→ **Information provided**:
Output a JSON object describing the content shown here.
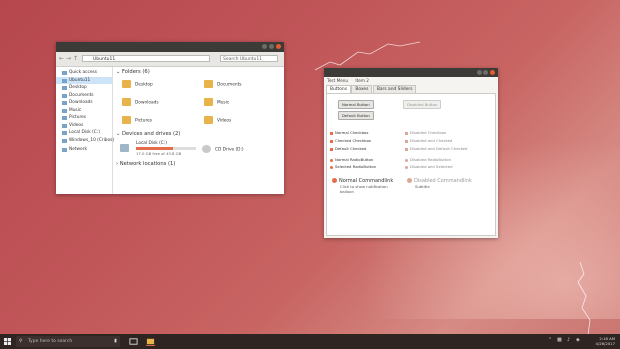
{
  "explorer": {
    "address": "Ubuntu11",
    "search_placeholder": "Search Ubuntu11",
    "sidebar": [
      {
        "label": "Quick access"
      },
      {
        "label": "Ubuntu11"
      },
      {
        "label": "Desktop"
      },
      {
        "label": "Documents"
      },
      {
        "label": "Downloads"
      },
      {
        "label": "Music"
      },
      {
        "label": "Pictures"
      },
      {
        "label": "Videos"
      },
      {
        "label": "Local Disk (C:)"
      },
      {
        "label": "Windows_10 (Cribos)"
      },
      {
        "label": "Network"
      }
    ],
    "folders_header": "Folders (6)",
    "folders": [
      {
        "label": "Desktop"
      },
      {
        "label": "Documents"
      },
      {
        "label": "Downloads"
      },
      {
        "label": "Music"
      },
      {
        "label": "Pictures"
      },
      {
        "label": "Videos"
      }
    ],
    "devices_header": "Devices and drives (2)",
    "drive_c": {
      "label": "Local Disk (C:)",
      "free": "17.0 GB free of 43.8 GB",
      "used_fraction": 0.61
    },
    "drive_d": {
      "label": "CD Drive (D:)"
    },
    "network_header": "Network locations (1)"
  },
  "theme": {
    "menu": [
      "Test Menu",
      "Item 2"
    ],
    "tabs": [
      "Buttons",
      "Boxes",
      "Bars and Sliders"
    ],
    "normal_button": "Normal Button",
    "default_button": "Default Button",
    "disabled_button": "Disabled Button",
    "checkboxes": [
      "Normal Checkbox",
      "Checked Checkbox",
      "Default Checked"
    ],
    "disabled_checkboxes": [
      "Disabled Checkbox",
      "Disabled and Checked",
      "Disabled and Default Checked"
    ],
    "radios": [
      "Normal RadioButton",
      "Selected RadioButton"
    ],
    "disabled_radios": [
      "Disabled RadioButton",
      "Disabled and Selected"
    ],
    "cmd_normal": "Normal Commandlink",
    "cmd_normal_note": "Click to show notification balloon",
    "cmd_disabled": "Disabled Commandlink",
    "cmd_disabled_note": "Subtitle"
  },
  "taskbar": {
    "search_placeholder": "Type here to search",
    "time": "2:18 AM",
    "date": "4/26/2017"
  },
  "colors": {
    "accent": "#e56d49",
    "titlebar": "#3c3b37"
  }
}
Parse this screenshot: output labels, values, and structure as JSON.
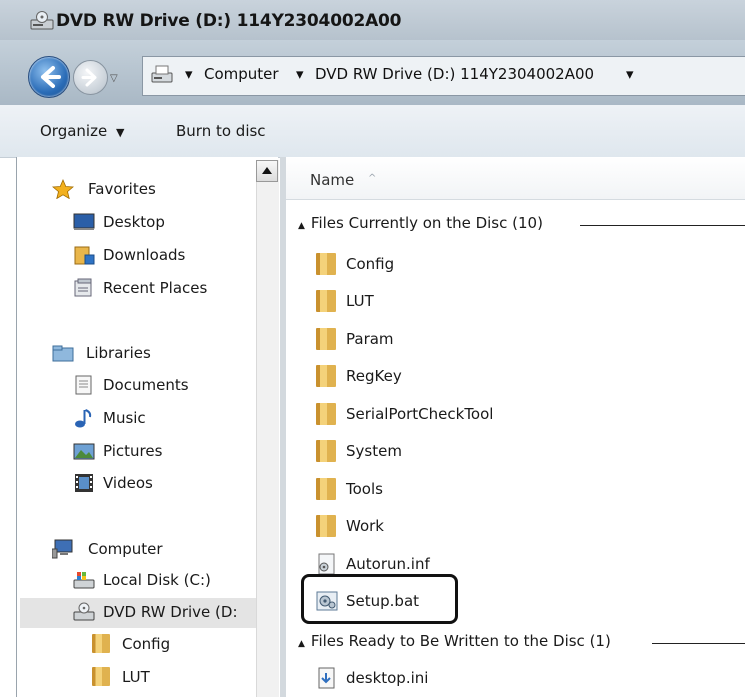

→ **What needs to be done**: Excluding the pictures, restate the records above word for word.

→ **Written response**:
Output a JSON object describing the content shown here.
{
  "explorer": {
    "address": "Ubuntu11",
    "search_placeholder": "Search Ubuntu11",
    "sidebar": [
      {
        "label": "Quick access"
      },
      {
        "label": "Ubuntu11"
      },
      {
        "label": "Desktop"
      },
      {
        "label": "Documents"
      },
      {
        "label": "Downloads"
      },
      {
        "label": "Music"
      },
      {
        "label": "Pictures"
      },
      {
        "label": "Videos"
      },
      {
        "label": "Local Disk (C:)"
      },
      {
        "label": "Windows_10 (Cribos)"
      },
      {
        "label": "Network"
      }
    ],
    "folders_header": "Folders (6)",
    "folders": [
      {
        "label": "Desktop"
      },
      {
        "label": "Documents"
      },
      {
        "label": "Downloads"
      },
      {
        "label": "Music"
      },
      {
        "label": "Pictures"
      },
      {
        "label": "Videos"
      }
    ],
    "devices_header": "Devices and drives (2)",
    "drive_c": {
      "label": "Local Disk (C:)",
      "free": "17.0 GB free of 43.8 GB",
      "used_fraction": 0.61
    },
    "drive_d": {
      "label": "CD Drive (D:)"
    },
    "network_header": "Network locations (1)"
  },
  "theme": {
    "menu": [
      "Test Menu",
      "Item 2"
    ],
    "tabs": [
      "Buttons",
      "Boxes",
      "Bars and Sliders"
    ],
    "normal_button": "Normal Button",
    "default_button": "Default Button",
    "disabled_button": "Disabled Button",
    "checkboxes": [
      "Normal Checkbox",
      "Checked Checkbox",
      "Default Checked"
    ],
    "disabled_checkboxes": [
      "Disabled Checkbox",
      "Disabled and Checked",
      "Disabled and Default Checked"
    ],
    "radios": [
      "Normal RadioButton",
      "Selected RadioButton"
    ],
    "disabled_radios": [
      "Disabled RadioButton",
      "Disabled and Selected"
    ],
    "cmd_normal": "Normal Commandlink",
    "cmd_normal_note": "Click to show notification balloon",
    "cmd_disabled": "Disabled Commandlink",
    "cmd_disabled_note": "Subtitle"
  },
  "taskbar": {
    "search_placeholder": "Type here to search",
    "time": "2:18 AM",
    "date": "4/26/2017"
  },
  "colors": {
    "accent": "#e56d49",
    "titlebar": "#3c3b37"
  }
}
Parse this screenshot: output labels, values, and structure as JSON.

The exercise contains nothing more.